Extracted records:
********************

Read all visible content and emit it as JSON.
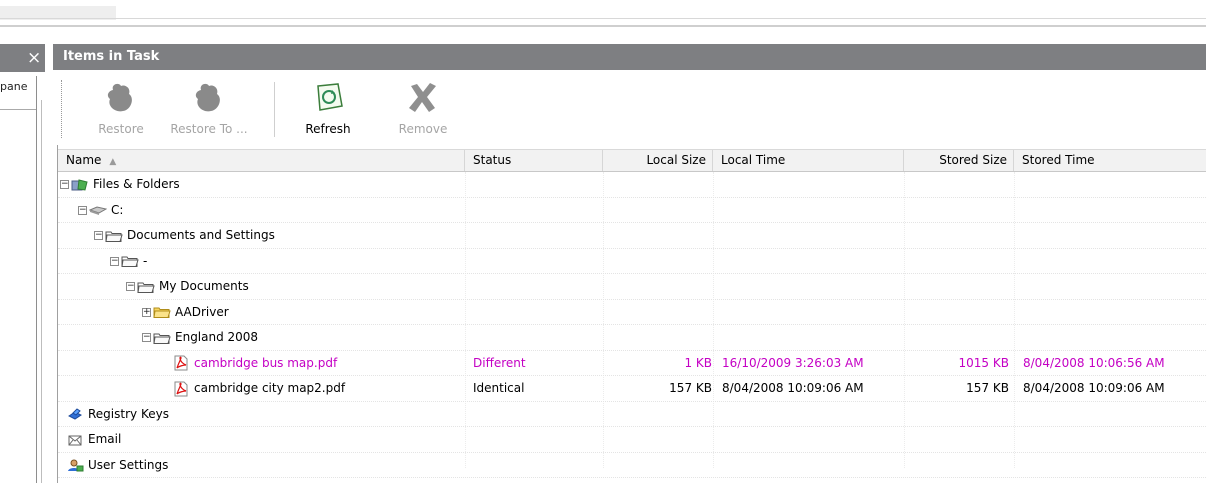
{
  "left_pane": {
    "close_label": "×",
    "partial_label": "pane"
  },
  "panel": {
    "title": "Items in Task"
  },
  "toolbar": {
    "restore_label": "Restore",
    "restore_to_label": "Restore To ...",
    "refresh_label": "Refresh",
    "remove_label": "Remove"
  },
  "columns": {
    "name": "Name",
    "status": "Status",
    "local_size": "Local Size",
    "local_time": "Local Time",
    "stored_size": "Stored Size",
    "stored_time": "Stored Time"
  },
  "rows": [
    {
      "name": "Files & Folders",
      "status": "",
      "local_size": "",
      "local_time": "",
      "stored_size": "",
      "stored_time": "",
      "icon": "files-folders-icon",
      "toggle": "−"
    },
    {
      "name": "C:",
      "status": "",
      "local_size": "",
      "local_time": "",
      "stored_size": "",
      "stored_time": "",
      "icon": "drive-icon",
      "toggle": "−"
    },
    {
      "name": "Documents and Settings",
      "status": "",
      "local_size": "",
      "local_time": "",
      "stored_size": "",
      "stored_time": "",
      "icon": "folder-icon",
      "toggle": "−"
    },
    {
      "name": "-",
      "status": "",
      "local_size": "",
      "local_time": "",
      "stored_size": "",
      "stored_time": "",
      "icon": "folder-icon",
      "toggle": "−"
    },
    {
      "name": "My Documents",
      "status": "",
      "local_size": "",
      "local_time": "",
      "stored_size": "",
      "stored_time": "",
      "icon": "folder-icon",
      "toggle": "−"
    },
    {
      "name": "AADriver",
      "status": "",
      "local_size": "",
      "local_time": "",
      "stored_size": "",
      "stored_time": "",
      "icon": "folder-icon",
      "toggle": "+"
    },
    {
      "name": "England 2008",
      "status": "",
      "local_size": "",
      "local_time": "",
      "stored_size": "",
      "stored_time": "",
      "icon": "folder-icon",
      "toggle": "−"
    },
    {
      "name": "cambridge bus map.pdf",
      "status": "Different",
      "local_size": "1 KB",
      "local_time": "16/10/2009 3:26:03 AM",
      "stored_size": "1015 KB",
      "stored_time": "8/04/2008 10:06:56 AM",
      "icon": "pdf-icon",
      "toggle": ""
    },
    {
      "name": "cambridge city map2.pdf",
      "status": "Identical",
      "local_size": "157 KB",
      "local_time": "8/04/2008 10:09:06 AM",
      "stored_size": "157 KB",
      "stored_time": "8/04/2008 10:09:06 AM",
      "icon": "pdf-icon",
      "toggle": ""
    },
    {
      "name": "Registry Keys",
      "status": "",
      "local_size": "",
      "local_time": "",
      "stored_size": "",
      "stored_time": "",
      "icon": "registry-icon",
      "toggle": ""
    },
    {
      "name": "Email",
      "status": "",
      "local_size": "",
      "local_time": "",
      "stored_size": "",
      "stored_time": "",
      "icon": "email-icon",
      "toggle": ""
    },
    {
      "name": "User Settings",
      "status": "",
      "local_size": "",
      "local_time": "",
      "stored_size": "",
      "stored_time": "",
      "icon": "user-settings-icon",
      "toggle": ""
    }
  ],
  "colors": {
    "header_bar": "#7e7f82",
    "different_status": "#c400c4"
  }
}
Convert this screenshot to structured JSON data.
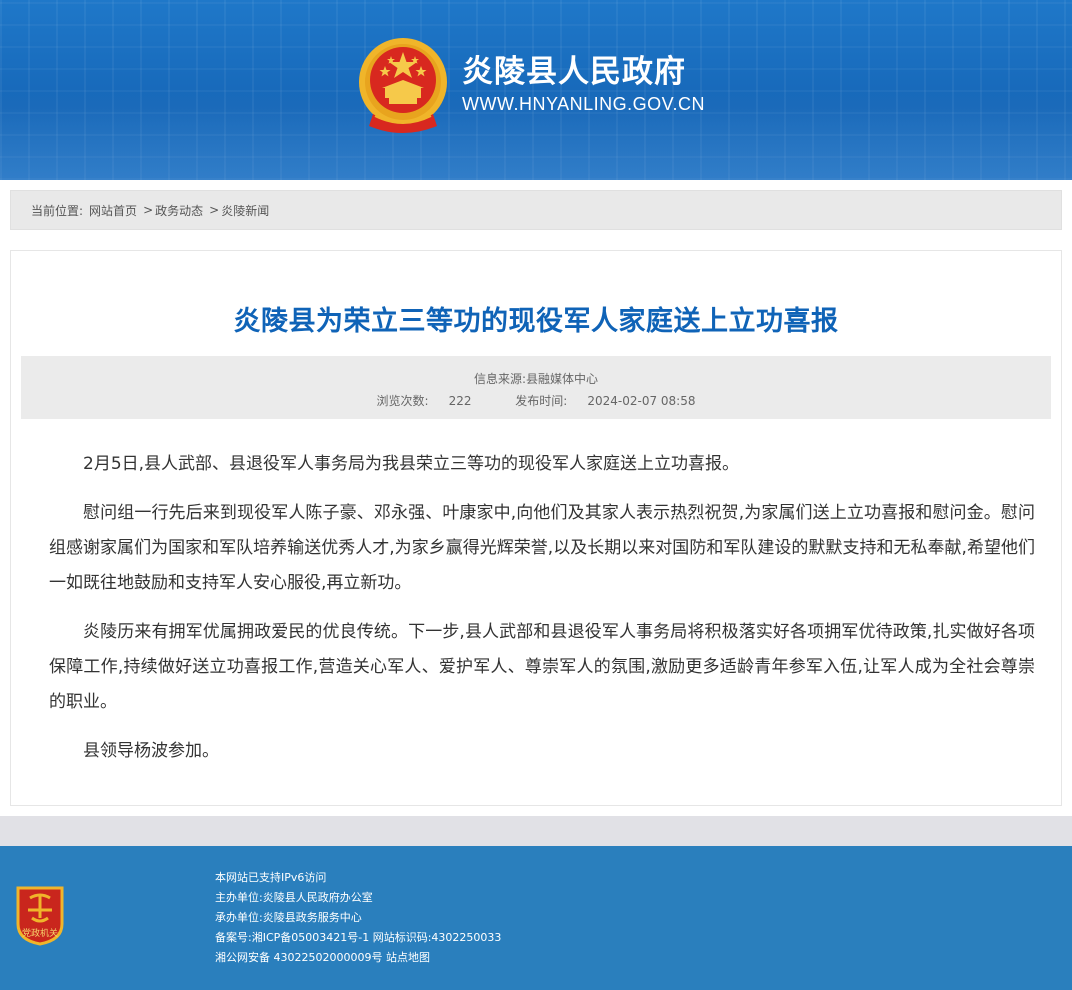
{
  "header": {
    "site_title": "炎陵县人民政府",
    "site_url": "WWW.HNYANLING.GOV.CN"
  },
  "breadcrumb": {
    "label": "当前位置:",
    "items": [
      "网站首页",
      "政务动态",
      "炎陵新闻"
    ],
    "separator": ">"
  },
  "article": {
    "title": "炎陵县为荣立三等功的现役军人家庭送上立功喜报",
    "source": "信息来源:县融媒体中心",
    "views_label": "浏览次数:",
    "views": "222",
    "publish_label": "发布时间:",
    "publish_time": "2024-02-07 08:58",
    "paragraphs": [
      "2月5日,县人武部、县退役军人事务局为我县荣立三等功的现役军人家庭送上立功喜报。",
      "慰问组一行先后来到现役军人陈子豪、邓永强、叶康家中,向他们及其家人表示热烈祝贺,为家属们送上立功喜报和慰问金。慰问组感谢家属们为国家和军队培养输送优秀人才,为家乡赢得光辉荣誉,以及长期以来对国防和军队建设的默默支持和无私奉献,希望他们一如既往地鼓励和支持军人安心服役,再立新功。",
      "炎陵历来有拥军优属拥政爱民的优良传统。下一步,县人武部和县退役军人事务局将积极落实好各项拥军优待政策,扎实做好各项保障工作,持续做好送立功喜报工作,营造关心军人、爱护军人、尊崇军人的氛围,激励更多适龄青年参军入伍,让军人成为全社会尊崇的职业。",
      "县领导杨波参加。"
    ]
  },
  "footer": {
    "logo_text": "党政机关",
    "lines": [
      "本网站已支持IPv6访问",
      "主办单位:炎陵县人民政府办公室",
      "承办单位:炎陵县政务服务中心",
      "备案号:湘ICP备05003421号-1 网站标识码:4302250033",
      "湘公网安备 43022502000009号 站点地图"
    ]
  },
  "colors": {
    "header_blue": "#1667b8",
    "title_blue": "#0f63b7",
    "footer_blue": "#2a7fbd",
    "emblem_red": "#d8281f",
    "emblem_gold": "#f0b52a"
  }
}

********************

**WRITTEN INSTRUCTION:** Print each line of the material above exactly, with the pictures removed from your copy.

**WRITTEN ANSWER:**
Read all visible content and emit it as JSON.
{
  "left_pane": {
    "close_label": "×",
    "partial_label": "pane"
  },
  "panel": {
    "title": "Items in Task"
  },
  "toolbar": {
    "restore_label": "Restore",
    "restore_to_label": "Restore To ...",
    "refresh_label": "Refresh",
    "remove_label": "Remove"
  },
  "columns": {
    "name": "Name",
    "status": "Status",
    "local_size": "Local Size",
    "local_time": "Local Time",
    "stored_size": "Stored Size",
    "stored_time": "Stored Time"
  },
  "rows": [
    {
      "name": "Files & Folders",
      "status": "",
      "local_size": "",
      "local_time": "",
      "stored_size": "",
      "stored_time": "",
      "icon": "files-folders-icon",
      "toggle": "−"
    },
    {
      "name": "C:",
      "status": "",
      "local_size": "",
      "local_time": "",
      "stored_size": "",
      "stored_time": "",
      "icon": "drive-icon",
      "toggle": "−"
    },
    {
      "name": "Documents and Settings",
      "status": "",
      "local_size": "",
      "local_time": "",
      "stored_size": "",
      "stored_time": "",
      "icon": "folder-icon",
      "toggle": "−"
    },
    {
      "name": "-",
      "status": "",
      "local_size": "",
      "local_time": "",
      "stored_size": "",
      "stored_time": "",
      "icon": "folder-icon",
      "toggle": "−"
    },
    {
      "name": "My Documents",
      "status": "",
      "local_size": "",
      "local_time": "",
      "stored_size": "",
      "stored_time": "",
      "icon": "folder-icon",
      "toggle": "−"
    },
    {
      "name": "AADriver",
      "status": "",
      "local_size": "",
      "local_time": "",
      "stored_size": "",
      "stored_time": "",
      "icon": "folder-icon",
      "toggle": "+"
    },
    {
      "name": "England 2008",
      "status": "",
      "local_size": "",
      "local_time": "",
      "stored_size": "",
      "stored_time": "",
      "icon": "folder-icon",
      "toggle": "−"
    },
    {
      "name": "cambridge bus map.pdf",
      "status": "Different",
      "local_size": "1 KB",
      "local_time": "16/10/2009 3:26:03 AM",
      "stored_size": "1015 KB",
      "stored_time": "8/04/2008 10:06:56 AM",
      "icon": "pdf-icon",
      "toggle": ""
    },
    {
      "name": "cambridge city map2.pdf",
      "status": "Identical",
      "local_size": "157 KB",
      "local_time": "8/04/2008 10:09:06 AM",
      "stored_size": "157 KB",
      "stored_time": "8/04/2008 10:09:06 AM",
      "icon": "pdf-icon",
      "toggle": ""
    },
    {
      "name": "Registry Keys",
      "status": "",
      "local_size": "",
      "local_time": "",
      "stored_size": "",
      "stored_time": "",
      "icon": "registry-icon",
      "toggle": ""
    },
    {
      "name": "Email",
      "status": "",
      "local_size": "",
      "local_time": "",
      "stored_size": "",
      "stored_time": "",
      "icon": "email-icon",
      "toggle": ""
    },
    {
      "name": "User Settings",
      "status": "",
      "local_size": "",
      "local_time": "",
      "stored_size": "",
      "stored_time": "",
      "icon": "user-settings-icon",
      "toggle": ""
    }
  ],
  "colors": {
    "header_bar": "#7e7f82",
    "different_status": "#c400c4"
  }
}
Convert this screenshot to structured JSON data.
{
  "header": {
    "site_title": "炎陵县人民政府",
    "site_url": "WWW.HNYANLING.GOV.CN"
  },
  "breadcrumb": {
    "label": "当前位置:",
    "items": [
      "网站首页",
      "政务动态",
      "炎陵新闻"
    ],
    "separator": ">"
  },
  "article": {
    "title": "炎陵县为荣立三等功的现役军人家庭送上立功喜报",
    "source": "信息来源:县融媒体中心",
    "views_label": "浏览次数:",
    "views": "222",
    "publish_label": "发布时间:",
    "publish_time": "2024-02-07 08:58",
    "paragraphs": [
      "2月5日,县人武部、县退役军人事务局为我县荣立三等功的现役军人家庭送上立功喜报。",
      "慰问组一行先后来到现役军人陈子豪、邓永强、叶康家中,向他们及其家人表示热烈祝贺,为家属们送上立功喜报和慰问金。慰问组感谢家属们为国家和军队培养输送优秀人才,为家乡赢得光辉荣誉,以及长期以来对国防和军队建设的默默支持和无私奉献,希望他们一如既往地鼓励和支持军人安心服役,再立新功。",
      "炎陵历来有拥军优属拥政爱民的优良传统。下一步,县人武部和县退役军人事务局将积极落实好各项拥军优待政策,扎实做好各项保障工作,持续做好送立功喜报工作,营造关心军人、爱护军人、尊崇军人的氛围,激励更多适龄青年参军入伍,让军人成为全社会尊崇的职业。",
      "县领导杨波参加。"
    ]
  },
  "footer": {
    "logo_text": "党政机关",
    "lines": [
      "本网站已支持IPv6访问",
      "主办单位:炎陵县人民政府办公室",
      "承办单位:炎陵县政务服务中心",
      "备案号:湘ICP备05003421号-1 网站标识码:4302250033",
      "湘公网安备 43022502000009号 站点地图"
    ]
  },
  "colors": {
    "header_blue": "#1667b8",
    "title_blue": "#0f63b7",
    "footer_blue": "#2a7fbd",
    "emblem_red": "#d8281f",
    "emblem_gold": "#f0b52a"
  }
}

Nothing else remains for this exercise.